What you need to do: Restate all of the entries exactly, dropping any pictures they hold.

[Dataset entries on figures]
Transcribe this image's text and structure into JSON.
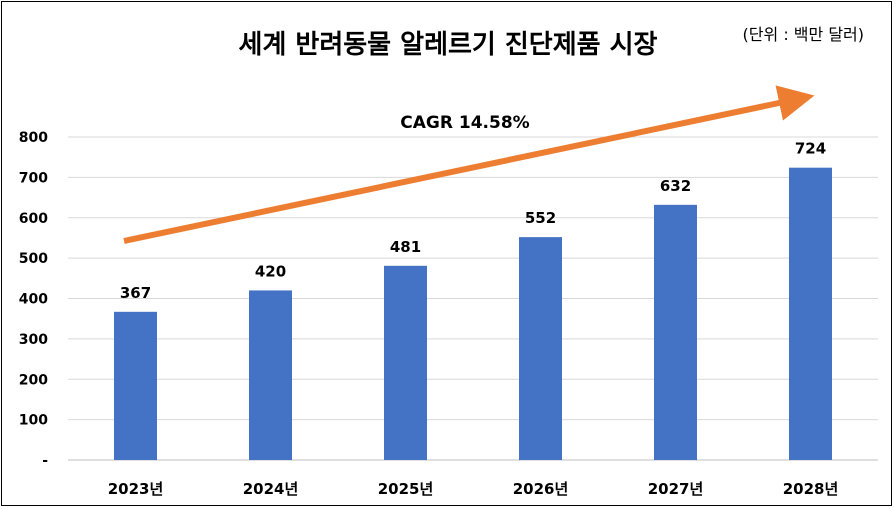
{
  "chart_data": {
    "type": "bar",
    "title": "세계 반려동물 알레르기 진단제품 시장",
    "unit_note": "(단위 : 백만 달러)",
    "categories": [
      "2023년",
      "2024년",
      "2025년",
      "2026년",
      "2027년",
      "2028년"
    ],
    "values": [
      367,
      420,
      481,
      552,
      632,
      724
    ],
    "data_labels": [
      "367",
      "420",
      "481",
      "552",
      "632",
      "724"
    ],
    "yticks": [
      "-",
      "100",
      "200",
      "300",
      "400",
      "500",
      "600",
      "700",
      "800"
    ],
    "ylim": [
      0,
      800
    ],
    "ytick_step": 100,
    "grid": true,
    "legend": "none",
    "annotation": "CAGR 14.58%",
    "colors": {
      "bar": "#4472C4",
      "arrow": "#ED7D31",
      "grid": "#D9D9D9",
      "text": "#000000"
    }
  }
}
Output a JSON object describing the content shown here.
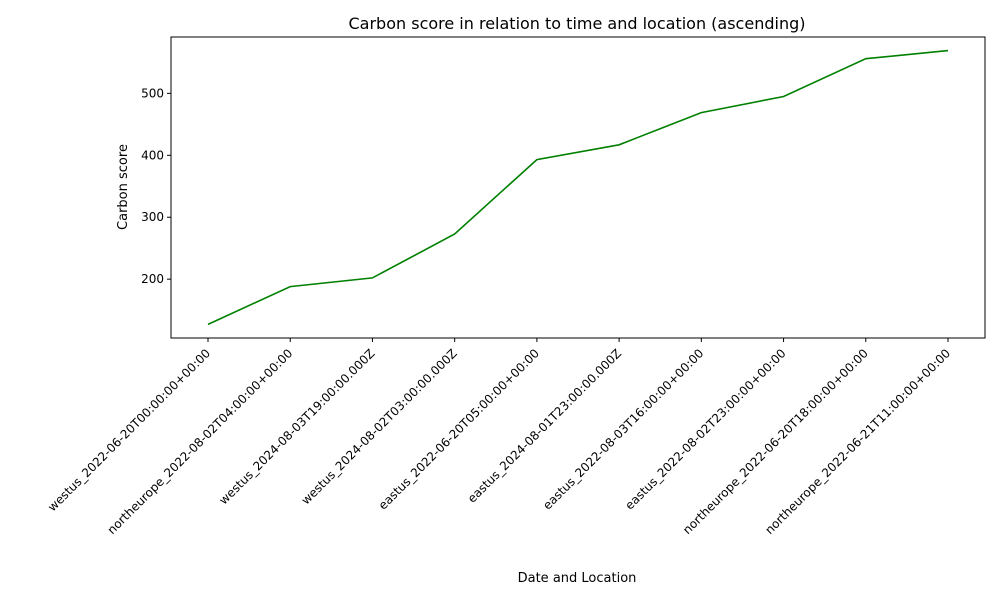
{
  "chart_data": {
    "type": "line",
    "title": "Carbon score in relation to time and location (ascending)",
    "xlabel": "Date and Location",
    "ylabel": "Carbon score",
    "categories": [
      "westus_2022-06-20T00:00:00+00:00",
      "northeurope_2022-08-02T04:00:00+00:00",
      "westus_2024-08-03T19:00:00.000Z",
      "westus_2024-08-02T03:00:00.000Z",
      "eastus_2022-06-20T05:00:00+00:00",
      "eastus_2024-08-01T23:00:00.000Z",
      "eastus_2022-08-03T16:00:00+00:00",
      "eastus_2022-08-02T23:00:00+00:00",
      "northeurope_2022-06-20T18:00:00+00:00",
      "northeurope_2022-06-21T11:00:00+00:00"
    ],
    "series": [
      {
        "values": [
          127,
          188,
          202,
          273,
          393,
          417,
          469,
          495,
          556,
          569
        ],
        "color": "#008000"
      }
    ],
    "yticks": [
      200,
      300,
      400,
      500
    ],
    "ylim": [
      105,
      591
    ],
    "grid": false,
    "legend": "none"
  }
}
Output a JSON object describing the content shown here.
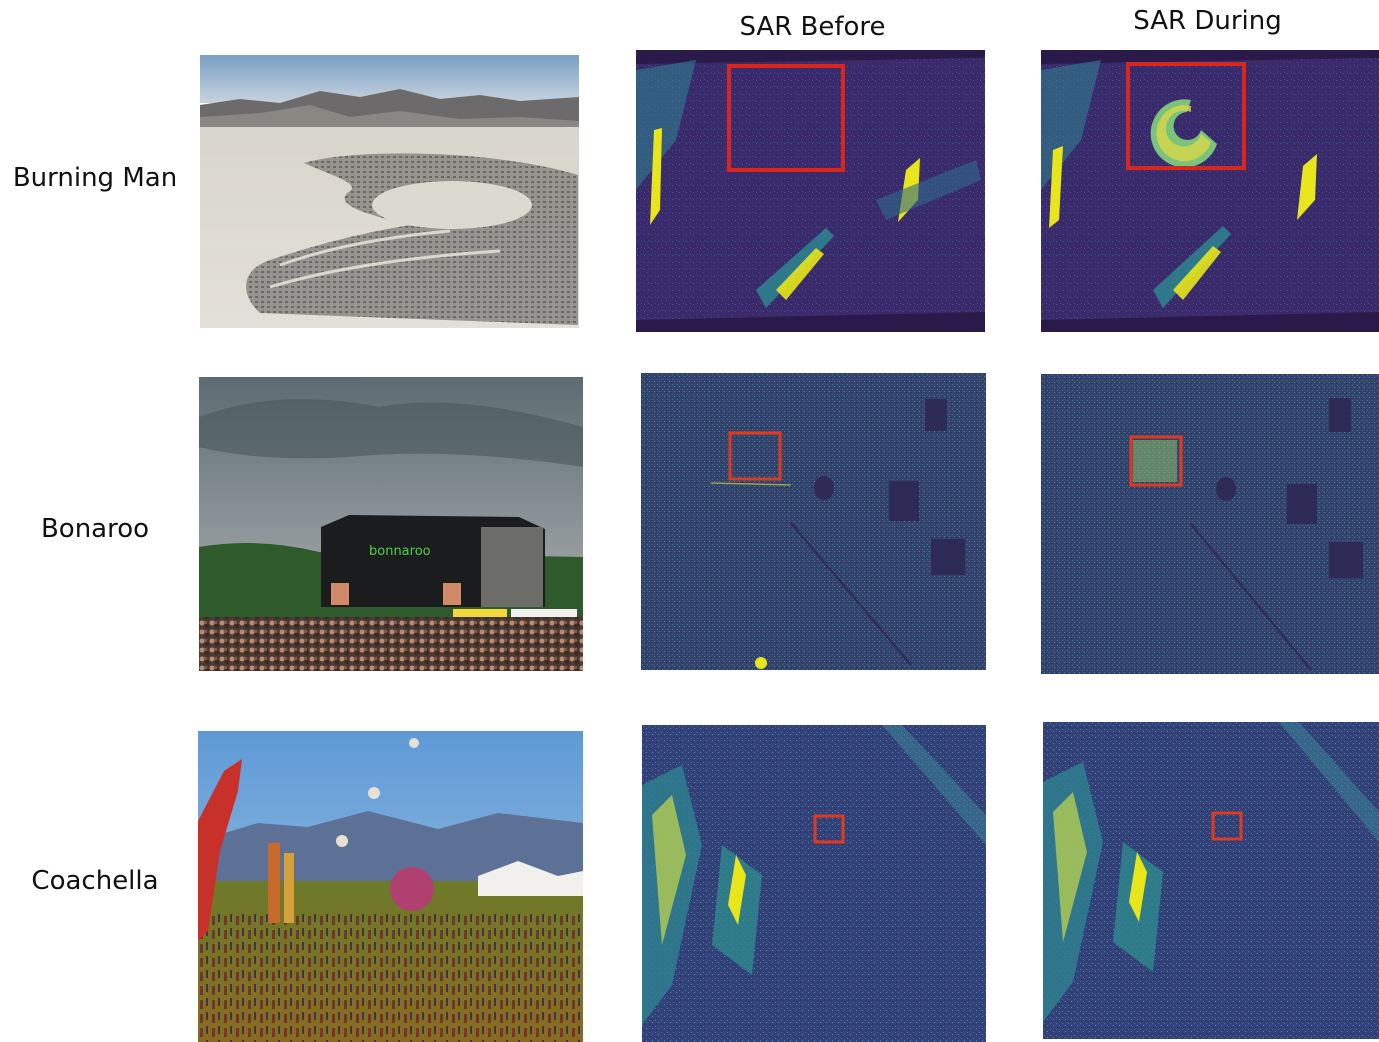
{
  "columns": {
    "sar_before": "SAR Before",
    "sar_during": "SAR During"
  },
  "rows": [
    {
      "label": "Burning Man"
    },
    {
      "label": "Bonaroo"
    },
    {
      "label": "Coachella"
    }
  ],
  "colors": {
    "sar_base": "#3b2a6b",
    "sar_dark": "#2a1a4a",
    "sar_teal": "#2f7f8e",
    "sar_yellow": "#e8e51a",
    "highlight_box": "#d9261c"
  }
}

Reply to the exercise:
Transcribe this image's text and structure into JSON.
{
  "chart_data": {
    "type": "bar",
    "title": "세계 반려동물 알레르기 진단제품 시장",
    "unit_note": "(단위 : 백만 달러)",
    "categories": [
      "2023년",
      "2024년",
      "2025년",
      "2026년",
      "2027년",
      "2028년"
    ],
    "values": [
      367,
      420,
      481,
      552,
      632,
      724
    ],
    "data_labels": [
      "367",
      "420",
      "481",
      "552",
      "632",
      "724"
    ],
    "yticks": [
      "-",
      "100",
      "200",
      "300",
      "400",
      "500",
      "600",
      "700",
      "800"
    ],
    "ylim": [
      0,
      800
    ],
    "ytick_step": 100,
    "grid": true,
    "legend": "none",
    "annotation": "CAGR 14.58%",
    "colors": {
      "bar": "#4472C4",
      "arrow": "#ED7D31",
      "grid": "#D9D9D9",
      "text": "#000000"
    }
  }
}
Output a JSON object describing the content shown here.
{
  "chart_data": {
    "type": "line",
    "title": "Carbon score in relation to time and location (ascending)",
    "xlabel": "Date and Location",
    "ylabel": "Carbon score",
    "categories": [
      "westus_2022-06-20T00:00:00+00:00",
      "northeurope_2022-08-02T04:00:00+00:00",
      "westus_2024-08-03T19:00:00.000Z",
      "westus_2024-08-02T03:00:00.000Z",
      "eastus_2022-06-20T05:00:00+00:00",
      "eastus_2024-08-01T23:00:00.000Z",
      "eastus_2022-08-03T16:00:00+00:00",
      "eastus_2022-08-02T23:00:00+00:00",
      "northeurope_2022-06-20T18:00:00+00:00",
      "northeurope_2022-06-21T11:00:00+00:00"
    ],
    "series": [
      {
        "values": [
          127,
          188,
          202,
          273,
          393,
          417,
          469,
          495,
          556,
          569
        ],
        "color": "#008000"
      }
    ],
    "yticks": [
      200,
      300,
      400,
      500
    ],
    "ylim": [
      105,
      591
    ],
    "grid": false,
    "legend": "none"
  }
}
Output a JSON object describing the content shown here.
{
  "columns": {
    "sar_before": "SAR Before",
    "sar_during": "SAR During"
  },
  "rows": [
    {
      "label": "Burning Man"
    },
    {
      "label": "Bonaroo"
    },
    {
      "label": "Coachella"
    }
  ],
  "colors": {
    "sar_base": "#3b2a6b",
    "sar_dark": "#2a1a4a",
    "sar_teal": "#2f7f8e",
    "sar_yellow": "#e8e51a",
    "highlight_box": "#d9261c"
  }
}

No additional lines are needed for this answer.